--- TEXT PROVIDED ---

Ansar Dine occupied Timbuktu in April 2012 as part of the ongoing Malian conflict and there imposed a severe form of Shariah law. Believing the city’s famous religious shrines and collections of medieval manuscripts to be contrary to Islam – even though they were created by Muslims – they set about destroying them. The group were expelled from the city earlier this year by a coalition of French and Malian forces.

UNESCO’s visit has now been the first systematic attempt to survey the damage since Ansar Dine’s withdrawal. Recent reports had suggested that the situation was not as bad as originally feared, yet their latest findings show these reassurances to have been unfortunately misplaced.

Speaking to the BBC World Service, expedition leader Lazare Eloundou Assomo outlined the extent of the damage.

“From the information that we received during the occupation, we thought only nine mausoleums from the World Heritage List were damaged. But actually, when we arrived on the site, we had fourteen mausoleums damaged.

“What we also noted is that not only 2,000 to 3,000 manuscripts were lost. The estimation, today, is of 4,203 manuscripts that were completely lost,” he said.

Assomo also expressed his fear for the thousands of manuscripts that he believes were smuggled out of Timbuktu for their own protection. Without proper professional preservation, they too are at risk.

“We are entering the rainy season, and there is a lot of humidity there”, he said. “So we will need to intervene as soon as possible to put them in boxes that can resist the humidity.” Previously, the manuscripts had been protected in an air-conditioned library.

As well as a booming trade city, “Golden Age” Timbuktu was a major centre of Islamic and African learning between the twelfth and seventeenth centuries. Its priceless collection of 700,000 manuscripts, which have been kept in both public libraries and private collections, include works on religion, law, literature and science.

Recognising its holy places as “vital to the early Islamization of Africa”, UNESCO awarded the city World Heritage Site status in 1988.

Assomo now insists that the reconstruction and safeguarding of Timbuktu is a major priority. For him, the city is a “symbol of African history”.

“It is a place where many, many things happened since the twelfth century,” he said. “A place of knowledge… a place that tells us a lot about how great the African people were and continue to be.”

---

According to the Timbuktu article, how many damaged mausoleums did the UNESCO team find on arriving at the site?

--- SUPPLIED MATERIAL ---

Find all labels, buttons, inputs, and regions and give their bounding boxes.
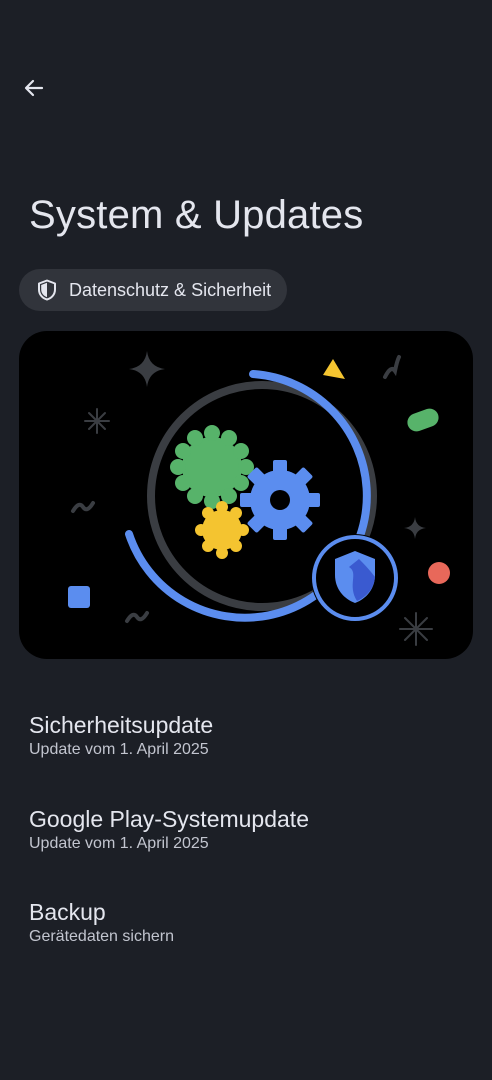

---

ANSWER TO THIS TASK: Fourteen mausoleums were damaged.